Copy out every one of the entries below, changing each "breadcrumb-separator" to "breadcrumb-arrow" and leaving everything else unchanged.

Element position data →
## begin
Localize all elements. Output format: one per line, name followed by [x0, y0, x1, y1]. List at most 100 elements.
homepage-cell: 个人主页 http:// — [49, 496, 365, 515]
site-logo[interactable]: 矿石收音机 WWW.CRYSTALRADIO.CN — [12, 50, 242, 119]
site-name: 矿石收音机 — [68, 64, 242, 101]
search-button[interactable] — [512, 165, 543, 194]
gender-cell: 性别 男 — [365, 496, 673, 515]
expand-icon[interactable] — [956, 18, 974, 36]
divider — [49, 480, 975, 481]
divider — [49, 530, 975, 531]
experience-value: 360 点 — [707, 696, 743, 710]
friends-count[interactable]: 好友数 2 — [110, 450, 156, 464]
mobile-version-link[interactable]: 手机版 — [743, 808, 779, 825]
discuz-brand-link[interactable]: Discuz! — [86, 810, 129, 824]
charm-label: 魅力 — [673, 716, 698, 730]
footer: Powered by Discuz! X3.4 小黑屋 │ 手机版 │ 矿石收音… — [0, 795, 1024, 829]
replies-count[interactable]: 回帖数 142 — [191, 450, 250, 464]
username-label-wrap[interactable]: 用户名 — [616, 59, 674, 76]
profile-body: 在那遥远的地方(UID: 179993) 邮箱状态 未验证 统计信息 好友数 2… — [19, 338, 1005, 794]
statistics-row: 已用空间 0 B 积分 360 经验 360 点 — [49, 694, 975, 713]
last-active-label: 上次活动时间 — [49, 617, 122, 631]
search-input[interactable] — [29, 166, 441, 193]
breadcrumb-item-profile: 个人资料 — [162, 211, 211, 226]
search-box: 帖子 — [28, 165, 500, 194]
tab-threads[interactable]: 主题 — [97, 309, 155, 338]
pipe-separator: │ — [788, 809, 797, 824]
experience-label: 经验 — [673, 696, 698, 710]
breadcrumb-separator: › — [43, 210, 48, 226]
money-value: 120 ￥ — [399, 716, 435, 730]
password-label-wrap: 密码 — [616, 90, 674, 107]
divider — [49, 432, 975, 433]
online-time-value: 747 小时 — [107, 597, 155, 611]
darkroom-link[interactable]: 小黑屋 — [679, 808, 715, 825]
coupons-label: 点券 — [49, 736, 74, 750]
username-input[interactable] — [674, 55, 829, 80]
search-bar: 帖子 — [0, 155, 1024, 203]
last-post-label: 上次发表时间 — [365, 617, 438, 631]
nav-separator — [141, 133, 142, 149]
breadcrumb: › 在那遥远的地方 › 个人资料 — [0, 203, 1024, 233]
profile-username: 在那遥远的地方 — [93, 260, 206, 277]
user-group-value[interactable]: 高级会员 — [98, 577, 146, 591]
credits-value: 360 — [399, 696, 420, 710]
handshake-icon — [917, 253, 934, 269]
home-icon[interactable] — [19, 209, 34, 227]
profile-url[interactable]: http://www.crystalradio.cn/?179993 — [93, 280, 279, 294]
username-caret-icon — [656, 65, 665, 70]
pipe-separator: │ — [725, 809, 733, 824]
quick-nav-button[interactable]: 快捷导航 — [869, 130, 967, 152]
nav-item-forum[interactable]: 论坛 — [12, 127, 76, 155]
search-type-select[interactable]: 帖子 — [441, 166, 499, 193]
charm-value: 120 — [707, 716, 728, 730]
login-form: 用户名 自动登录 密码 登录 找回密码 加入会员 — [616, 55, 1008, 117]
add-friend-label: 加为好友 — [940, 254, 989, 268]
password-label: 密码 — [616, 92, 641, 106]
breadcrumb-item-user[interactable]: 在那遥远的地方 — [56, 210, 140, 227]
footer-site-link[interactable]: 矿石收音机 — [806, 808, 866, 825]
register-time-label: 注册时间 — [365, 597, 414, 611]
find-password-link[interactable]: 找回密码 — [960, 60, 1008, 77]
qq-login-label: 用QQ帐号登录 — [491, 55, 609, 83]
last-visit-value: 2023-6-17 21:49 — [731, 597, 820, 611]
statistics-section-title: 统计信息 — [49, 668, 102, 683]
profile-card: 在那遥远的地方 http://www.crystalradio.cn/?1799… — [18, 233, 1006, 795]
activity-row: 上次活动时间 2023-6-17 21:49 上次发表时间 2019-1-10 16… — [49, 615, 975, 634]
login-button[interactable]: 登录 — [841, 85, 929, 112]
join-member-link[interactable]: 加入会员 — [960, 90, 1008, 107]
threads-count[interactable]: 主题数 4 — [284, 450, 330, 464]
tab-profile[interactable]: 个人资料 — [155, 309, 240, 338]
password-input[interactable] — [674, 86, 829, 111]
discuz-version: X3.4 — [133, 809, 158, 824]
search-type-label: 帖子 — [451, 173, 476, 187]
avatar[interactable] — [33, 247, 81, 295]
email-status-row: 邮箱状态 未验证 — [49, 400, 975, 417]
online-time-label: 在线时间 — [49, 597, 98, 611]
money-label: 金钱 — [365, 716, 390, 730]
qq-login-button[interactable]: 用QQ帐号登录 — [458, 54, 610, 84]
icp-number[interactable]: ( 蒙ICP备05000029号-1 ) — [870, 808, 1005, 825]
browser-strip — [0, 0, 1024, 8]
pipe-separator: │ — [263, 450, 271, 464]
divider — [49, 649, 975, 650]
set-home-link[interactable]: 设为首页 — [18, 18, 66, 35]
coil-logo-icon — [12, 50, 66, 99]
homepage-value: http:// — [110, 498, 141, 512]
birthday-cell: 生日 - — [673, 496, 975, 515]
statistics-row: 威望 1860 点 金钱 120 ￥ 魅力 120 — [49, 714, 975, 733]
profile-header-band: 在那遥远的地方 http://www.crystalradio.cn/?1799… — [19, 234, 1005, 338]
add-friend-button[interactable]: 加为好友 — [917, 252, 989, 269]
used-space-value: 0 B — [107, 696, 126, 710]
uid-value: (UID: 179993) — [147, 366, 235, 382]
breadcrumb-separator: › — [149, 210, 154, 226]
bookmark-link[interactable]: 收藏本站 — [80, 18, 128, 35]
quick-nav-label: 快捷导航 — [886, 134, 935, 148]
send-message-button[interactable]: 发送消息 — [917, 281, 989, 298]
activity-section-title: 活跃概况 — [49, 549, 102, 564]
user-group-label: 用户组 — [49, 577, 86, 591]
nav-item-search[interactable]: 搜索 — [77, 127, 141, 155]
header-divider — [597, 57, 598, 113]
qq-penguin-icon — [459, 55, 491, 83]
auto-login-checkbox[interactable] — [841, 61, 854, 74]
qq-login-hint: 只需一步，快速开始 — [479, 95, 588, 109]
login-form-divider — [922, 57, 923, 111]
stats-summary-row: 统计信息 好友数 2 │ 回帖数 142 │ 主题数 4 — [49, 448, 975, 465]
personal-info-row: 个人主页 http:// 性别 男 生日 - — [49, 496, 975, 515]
## end
Task solution →
Localize all elements. Output format: one per line, name followed by [x0, y0, x1, y1]. List at most 100 elements.
homepage-cell: 个人主页 http:// — [49, 496, 365, 515]
site-logo[interactable]: 矿石收音机 WWW.CRYSTALRADIO.CN — [12, 50, 242, 119]
site-name: 矿石收音机 — [68, 64, 242, 101]
search-button[interactable] — [512, 165, 543, 194]
gender-cell: 性别 男 — [365, 496, 673, 515]
expand-icon[interactable] — [956, 18, 974, 36]
divider — [49, 480, 975, 481]
divider — [49, 530, 975, 531]
experience-value: 360 点 — [707, 696, 743, 710]
friends-count[interactable]: 好友数 2 — [110, 450, 156, 464]
mobile-version-link[interactable]: 手机版 — [743, 808, 779, 825]
discuz-brand-link[interactable]: Discuz! — [86, 810, 129, 824]
charm-label: 魅力 — [673, 716, 698, 730]
footer: Powered by Discuz! X3.4 小黑屋 │ 手机版 │ 矿石收音… — [0, 795, 1024, 829]
replies-count[interactable]: 回帖数 142 — [191, 450, 250, 464]
username-label-wrap[interactable]: 用户名 — [616, 59, 674, 76]
profile-body: 在那遥远的地方(UID: 179993) 邮箱状态 未验证 统计信息 好友数 2… — [19, 338, 1005, 794]
statistics-row: 已用空间 0 B 积分 360 经验 360 点 — [49, 694, 975, 713]
last-active-label: 上次活动时间 — [49, 617, 122, 631]
search-input[interactable] — [29, 166, 441, 193]
breadcrumb-item-profile: 个人资料 — [162, 211, 211, 226]
search-box: 帖子 — [28, 165, 500, 194]
tab-threads[interactable]: 主题 — [97, 309, 155, 338]
pipe-separator: │ — [788, 809, 797, 824]
experience-label: 经验 — [673, 696, 698, 710]
breadcrumb-arrow: › — [43, 210, 48, 226]
money-value: 120 ￥ — [399, 716, 435, 730]
password-label-wrap: 密码 — [616, 90, 674, 107]
divider — [49, 432, 975, 433]
online-time-value: 747 小时 — [107, 597, 155, 611]
darkroom-link[interactable]: 小黑屋 — [679, 808, 715, 825]
coupons-label: 点券 — [49, 736, 74, 750]
username-input[interactable] — [674, 55, 829, 80]
search-bar: 帖子 — [0, 155, 1024, 203]
last-post-label: 上次发表时间 — [365, 617, 438, 631]
nav-separator — [141, 133, 142, 149]
breadcrumb: › 在那遥远的地方 › 个人资料 — [0, 203, 1024, 233]
profile-username: 在那遥远的地方 — [93, 260, 206, 277]
user-group-value[interactable]: 高级会员 — [98, 577, 146, 591]
credits-value: 360 — [399, 696, 420, 710]
handshake-icon — [917, 253, 934, 269]
home-icon[interactable] — [19, 209, 34, 227]
profile-url[interactable]: http://www.crystalradio.cn/?179993 — [93, 280, 279, 294]
username-caret-icon — [656, 65, 665, 70]
pipe-separator: │ — [725, 809, 733, 824]
quick-nav-button[interactable]: 快捷导航 — [869, 130, 967, 152]
nav-item-forum[interactable]: 论坛 — [12, 127, 76, 155]
search-type-select[interactable]: 帖子 — [441, 166, 499, 193]
charm-value: 120 — [707, 716, 728, 730]
login-form: 用户名 自动登录 密码 登录 找回密码 加入会员 — [616, 55, 1008, 117]
add-friend-label: 加为好友 — [940, 254, 989, 268]
password-label: 密码 — [616, 92, 641, 106]
breadcrumb-item-user[interactable]: 在那遥远的地方 — [56, 210, 140, 227]
footer-site-link[interactable]: 矿石收音机 — [806, 808, 866, 825]
register-time-label: 注册时间 — [365, 597, 414, 611]
find-password-link[interactable]: 找回密码 — [960, 60, 1008, 77]
qq-login-label: 用QQ帐号登录 — [491, 55, 609, 83]
last-visit-value: 2023-6-17 21:49 — [731, 597, 820, 611]
statistics-section-title: 统计信息 — [49, 668, 102, 683]
profile-card: 在那遥远的地方 http://www.crystalradio.cn/?1799… — [18, 233, 1006, 795]
activity-row: 上次活动时间 2023-6-17 21:49 上次发表时间 2019-1-10 16… — [49, 615, 975, 634]
login-button[interactable]: 登录 — [841, 85, 929, 112]
join-member-link[interactable]: 加入会员 — [960, 90, 1008, 107]
threads-count[interactable]: 主题数 4 — [284, 450, 330, 464]
tab-profile[interactable]: 个人资料 — [155, 309, 240, 338]
password-input[interactable] — [674, 86, 829, 111]
discuz-version: X3.4 — [133, 809, 158, 824]
search-type-label: 帖子 — [451, 173, 476, 187]
avatar[interactable] — [33, 247, 81, 295]
email-status-row: 邮箱状态 未验证 — [49, 400, 975, 417]
online-time-label: 在线时间 — [49, 597, 98, 611]
money-label: 金钱 — [365, 716, 390, 730]
qq-login-button[interactable]: 用QQ帐号登录 — [458, 54, 610, 84]
icp-number[interactable]: ( 蒙ICP备05000029号-1 ) — [870, 808, 1005, 825]
browser-strip — [0, 0, 1024, 8]
pipe-separator: │ — [263, 450, 271, 464]
divider — [49, 649, 975, 650]
set-home-link[interactable]: 设为首页 — [18, 18, 66, 35]
coil-logo-icon — [12, 50, 66, 99]
homepage-value: http:// — [110, 498, 141, 512]
birthday-cell: 生日 - — [673, 496, 975, 515]
statistics-row: 威望 1860 点 金钱 120 ￥ 魅力 120 — [49, 714, 975, 733]
profile-header-band: 在那遥远的地方 http://www.crystalradio.cn/?1799… — [19, 234, 1005, 338]
add-friend-button[interactable]: 加为好友 — [917, 252, 989, 269]
used-space-value: 0 B — [107, 696, 126, 710]
uid-value: (UID: 179993) — [147, 366, 235, 382]
breadcrumb-arrow: › — [149, 210, 154, 226]
bookmark-link[interactable]: 收藏本站 — [80, 18, 128, 35]
quick-nav-label: 快捷导航 — [886, 134, 935, 148]
send-message-button[interactable]: 发送消息 — [917, 281, 989, 298]
activity-section-title: 活跃概况 — [49, 549, 102, 564]
user-group-label: 用户组 — [49, 577, 86, 591]
nav-item-search[interactable]: 搜索 — [77, 127, 141, 155]
header-divider — [597, 57, 598, 113]
qq-penguin-icon — [459, 55, 491, 83]
auto-login-checkbox[interactable] — [841, 61, 854, 74]
qq-login-hint: 只需一步，快速开始 — [479, 95, 588, 109]
login-form-divider — [922, 57, 923, 111]
stats-summary-row: 统计信息 好友数 2 │ 回帖数 142 │ 主题数 4 — [49, 448, 975, 465]
personal-info-row: 个人主页 http:// 性别 男 生日 - — [49, 496, 975, 515]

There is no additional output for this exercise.